PROBLEM. Collect every line in the data below that contains the string "table", where case counts.

DATASET CONTENT.

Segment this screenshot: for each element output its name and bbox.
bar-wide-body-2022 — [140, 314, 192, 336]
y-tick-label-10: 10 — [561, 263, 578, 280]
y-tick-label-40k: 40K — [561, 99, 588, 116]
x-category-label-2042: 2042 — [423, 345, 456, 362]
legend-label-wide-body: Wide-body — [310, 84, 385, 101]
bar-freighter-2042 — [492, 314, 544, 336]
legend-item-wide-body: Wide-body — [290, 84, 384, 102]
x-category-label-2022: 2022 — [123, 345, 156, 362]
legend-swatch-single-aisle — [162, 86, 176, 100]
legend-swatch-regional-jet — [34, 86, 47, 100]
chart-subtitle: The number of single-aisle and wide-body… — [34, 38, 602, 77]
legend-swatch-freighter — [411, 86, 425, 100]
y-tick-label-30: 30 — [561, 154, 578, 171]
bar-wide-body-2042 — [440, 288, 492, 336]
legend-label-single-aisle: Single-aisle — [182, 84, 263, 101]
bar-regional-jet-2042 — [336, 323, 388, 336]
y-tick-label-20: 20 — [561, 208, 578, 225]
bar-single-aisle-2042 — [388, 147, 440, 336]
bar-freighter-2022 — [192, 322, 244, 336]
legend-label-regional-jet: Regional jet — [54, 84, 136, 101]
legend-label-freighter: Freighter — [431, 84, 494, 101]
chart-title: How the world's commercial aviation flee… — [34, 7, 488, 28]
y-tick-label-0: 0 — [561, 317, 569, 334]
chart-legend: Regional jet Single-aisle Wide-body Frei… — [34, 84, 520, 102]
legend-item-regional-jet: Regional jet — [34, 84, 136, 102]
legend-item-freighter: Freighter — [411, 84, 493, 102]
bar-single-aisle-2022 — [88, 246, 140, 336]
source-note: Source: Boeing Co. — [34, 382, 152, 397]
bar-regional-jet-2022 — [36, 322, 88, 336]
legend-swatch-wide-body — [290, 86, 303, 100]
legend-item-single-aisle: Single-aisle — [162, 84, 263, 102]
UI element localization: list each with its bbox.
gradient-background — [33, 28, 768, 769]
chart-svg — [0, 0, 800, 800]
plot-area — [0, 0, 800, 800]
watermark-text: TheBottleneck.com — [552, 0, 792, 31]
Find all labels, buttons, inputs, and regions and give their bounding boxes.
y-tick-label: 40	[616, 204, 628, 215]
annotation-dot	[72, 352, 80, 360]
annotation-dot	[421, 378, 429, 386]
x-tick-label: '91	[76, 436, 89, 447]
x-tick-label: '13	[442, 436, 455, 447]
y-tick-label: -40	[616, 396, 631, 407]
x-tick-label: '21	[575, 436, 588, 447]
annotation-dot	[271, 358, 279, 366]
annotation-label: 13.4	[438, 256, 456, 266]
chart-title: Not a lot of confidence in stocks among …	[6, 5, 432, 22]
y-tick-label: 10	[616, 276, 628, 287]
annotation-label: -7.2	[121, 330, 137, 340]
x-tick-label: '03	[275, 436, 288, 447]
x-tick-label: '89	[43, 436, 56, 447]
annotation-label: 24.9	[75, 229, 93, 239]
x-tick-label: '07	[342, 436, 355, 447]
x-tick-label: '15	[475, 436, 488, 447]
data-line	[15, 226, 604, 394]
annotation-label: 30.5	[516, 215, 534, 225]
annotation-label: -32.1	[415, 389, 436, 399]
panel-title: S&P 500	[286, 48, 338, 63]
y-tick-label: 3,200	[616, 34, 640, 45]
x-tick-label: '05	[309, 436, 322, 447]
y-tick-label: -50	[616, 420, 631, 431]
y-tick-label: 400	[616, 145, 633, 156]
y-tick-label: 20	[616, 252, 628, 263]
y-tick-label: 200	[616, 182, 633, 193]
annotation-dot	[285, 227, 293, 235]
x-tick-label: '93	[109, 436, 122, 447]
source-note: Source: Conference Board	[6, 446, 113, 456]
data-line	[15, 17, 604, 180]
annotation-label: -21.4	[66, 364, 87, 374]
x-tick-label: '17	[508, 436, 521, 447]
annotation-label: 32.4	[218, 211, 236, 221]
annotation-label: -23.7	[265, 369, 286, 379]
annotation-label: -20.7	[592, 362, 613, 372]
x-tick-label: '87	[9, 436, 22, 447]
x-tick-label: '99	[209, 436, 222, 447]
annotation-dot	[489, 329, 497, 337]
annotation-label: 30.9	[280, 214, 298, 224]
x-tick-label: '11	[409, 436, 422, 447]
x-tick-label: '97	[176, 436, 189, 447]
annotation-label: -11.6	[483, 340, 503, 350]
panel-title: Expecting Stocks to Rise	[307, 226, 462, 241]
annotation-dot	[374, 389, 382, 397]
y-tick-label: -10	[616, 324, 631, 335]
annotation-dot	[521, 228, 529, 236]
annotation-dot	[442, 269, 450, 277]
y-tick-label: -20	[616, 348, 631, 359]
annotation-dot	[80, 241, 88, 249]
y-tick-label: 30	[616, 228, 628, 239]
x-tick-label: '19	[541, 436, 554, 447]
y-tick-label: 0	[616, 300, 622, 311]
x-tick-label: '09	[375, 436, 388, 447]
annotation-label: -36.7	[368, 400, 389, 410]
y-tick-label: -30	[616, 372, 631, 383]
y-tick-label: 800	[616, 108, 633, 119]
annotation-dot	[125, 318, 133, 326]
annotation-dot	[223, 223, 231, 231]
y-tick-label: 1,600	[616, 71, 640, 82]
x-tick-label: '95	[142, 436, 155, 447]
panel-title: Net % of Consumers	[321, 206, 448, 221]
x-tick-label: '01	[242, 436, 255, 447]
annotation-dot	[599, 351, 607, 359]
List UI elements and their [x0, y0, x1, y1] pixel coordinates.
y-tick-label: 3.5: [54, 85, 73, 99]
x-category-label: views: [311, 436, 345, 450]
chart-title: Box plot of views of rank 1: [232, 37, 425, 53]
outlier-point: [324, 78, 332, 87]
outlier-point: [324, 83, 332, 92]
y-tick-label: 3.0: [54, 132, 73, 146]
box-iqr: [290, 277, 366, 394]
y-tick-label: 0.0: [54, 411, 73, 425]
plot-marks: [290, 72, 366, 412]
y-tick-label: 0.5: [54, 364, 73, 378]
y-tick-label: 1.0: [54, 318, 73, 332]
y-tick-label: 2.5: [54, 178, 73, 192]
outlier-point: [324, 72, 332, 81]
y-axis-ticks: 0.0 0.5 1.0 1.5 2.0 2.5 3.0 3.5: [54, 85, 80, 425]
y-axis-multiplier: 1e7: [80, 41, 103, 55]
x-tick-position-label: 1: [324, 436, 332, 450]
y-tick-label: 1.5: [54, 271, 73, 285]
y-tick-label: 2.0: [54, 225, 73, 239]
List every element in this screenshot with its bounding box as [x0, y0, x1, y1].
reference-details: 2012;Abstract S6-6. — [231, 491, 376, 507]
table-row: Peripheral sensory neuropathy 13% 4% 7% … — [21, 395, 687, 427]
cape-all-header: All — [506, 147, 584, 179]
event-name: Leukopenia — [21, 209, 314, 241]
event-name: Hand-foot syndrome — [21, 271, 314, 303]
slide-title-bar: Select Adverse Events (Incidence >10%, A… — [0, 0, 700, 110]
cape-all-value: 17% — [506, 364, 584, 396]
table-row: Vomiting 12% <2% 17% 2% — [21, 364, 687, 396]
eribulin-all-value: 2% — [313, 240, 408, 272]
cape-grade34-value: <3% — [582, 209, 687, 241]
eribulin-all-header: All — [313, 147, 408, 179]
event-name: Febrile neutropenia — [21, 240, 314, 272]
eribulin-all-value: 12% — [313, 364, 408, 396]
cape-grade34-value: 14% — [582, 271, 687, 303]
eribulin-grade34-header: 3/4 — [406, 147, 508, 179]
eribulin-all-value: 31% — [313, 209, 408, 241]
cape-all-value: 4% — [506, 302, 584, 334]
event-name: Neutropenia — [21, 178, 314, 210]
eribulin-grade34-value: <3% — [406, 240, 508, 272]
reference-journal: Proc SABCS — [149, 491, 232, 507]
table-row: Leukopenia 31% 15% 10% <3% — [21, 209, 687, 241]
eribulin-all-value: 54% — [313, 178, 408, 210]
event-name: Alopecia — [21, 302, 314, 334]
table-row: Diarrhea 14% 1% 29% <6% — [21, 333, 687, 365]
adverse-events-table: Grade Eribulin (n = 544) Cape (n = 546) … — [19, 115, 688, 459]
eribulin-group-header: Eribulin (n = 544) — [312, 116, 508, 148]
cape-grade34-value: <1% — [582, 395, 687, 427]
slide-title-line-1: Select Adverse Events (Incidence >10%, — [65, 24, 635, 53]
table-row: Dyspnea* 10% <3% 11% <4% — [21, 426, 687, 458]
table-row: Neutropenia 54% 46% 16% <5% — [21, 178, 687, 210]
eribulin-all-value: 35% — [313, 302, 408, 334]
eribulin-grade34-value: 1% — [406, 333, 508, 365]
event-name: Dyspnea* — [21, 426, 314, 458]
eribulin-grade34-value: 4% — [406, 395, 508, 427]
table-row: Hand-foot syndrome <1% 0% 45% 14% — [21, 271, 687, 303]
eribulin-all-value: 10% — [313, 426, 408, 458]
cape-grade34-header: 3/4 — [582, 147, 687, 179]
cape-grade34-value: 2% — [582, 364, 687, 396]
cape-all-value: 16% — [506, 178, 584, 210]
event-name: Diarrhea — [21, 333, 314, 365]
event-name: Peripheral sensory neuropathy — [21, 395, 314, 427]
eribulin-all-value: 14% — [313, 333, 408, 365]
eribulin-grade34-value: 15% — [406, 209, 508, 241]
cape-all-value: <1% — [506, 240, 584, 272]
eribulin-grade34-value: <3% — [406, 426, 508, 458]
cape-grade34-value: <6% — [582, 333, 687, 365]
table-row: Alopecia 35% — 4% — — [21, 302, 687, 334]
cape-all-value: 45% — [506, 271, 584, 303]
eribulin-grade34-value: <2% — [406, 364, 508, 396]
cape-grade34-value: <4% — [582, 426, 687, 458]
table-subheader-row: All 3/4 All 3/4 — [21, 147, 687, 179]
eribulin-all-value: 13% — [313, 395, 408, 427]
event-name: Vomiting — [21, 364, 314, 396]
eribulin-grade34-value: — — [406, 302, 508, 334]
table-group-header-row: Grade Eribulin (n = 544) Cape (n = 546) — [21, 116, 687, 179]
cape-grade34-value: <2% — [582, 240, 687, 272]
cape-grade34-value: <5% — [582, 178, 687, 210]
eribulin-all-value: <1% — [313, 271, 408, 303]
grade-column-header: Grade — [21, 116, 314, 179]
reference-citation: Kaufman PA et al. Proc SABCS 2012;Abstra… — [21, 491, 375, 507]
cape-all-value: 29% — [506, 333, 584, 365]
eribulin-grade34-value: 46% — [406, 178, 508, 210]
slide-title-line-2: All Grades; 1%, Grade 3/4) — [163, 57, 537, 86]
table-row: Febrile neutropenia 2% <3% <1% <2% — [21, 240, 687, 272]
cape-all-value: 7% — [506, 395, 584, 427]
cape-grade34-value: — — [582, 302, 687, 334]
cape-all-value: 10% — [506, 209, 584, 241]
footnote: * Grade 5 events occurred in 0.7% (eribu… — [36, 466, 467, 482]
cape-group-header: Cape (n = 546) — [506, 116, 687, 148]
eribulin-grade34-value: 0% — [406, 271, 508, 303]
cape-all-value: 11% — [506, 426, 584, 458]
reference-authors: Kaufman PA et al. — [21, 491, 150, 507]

ANSWER IN FULL.
table-row: Peripheral sensory neuropathy 13% 4% 7% … — [21, 395, 687, 427]
table-row: Vomiting 12% <2% 17% 2% — [21, 364, 687, 396]
table-row: Leukopenia 31% 15% 10% <3% — [21, 209, 687, 241]
table-row: Diarrhea 14% 1% 29% <6% — [21, 333, 687, 365]
adverse-events-table: Grade Eribulin (n = 544) Cape (n = 546) … — [19, 115, 688, 459]
table-row: Dyspnea* 10% <3% 11% <4% — [21, 426, 687, 458]
table-row: Neutropenia 54% 46% 16% <5% — [21, 178, 687, 210]
table-row: Hand-foot syndrome <1% 0% 45% 14% — [21, 271, 687, 303]
table-row: Alopecia 35% — 4% — — [21, 302, 687, 334]
table-subheader-row: All 3/4 All 3/4 — [21, 147, 687, 179]
table-group-header-row: Grade Eribulin (n = 544) Cape (n = 546) — [21, 116, 687, 179]
table-row: Febrile neutropenia 2% <3% <1% <2% — [21, 240, 687, 272]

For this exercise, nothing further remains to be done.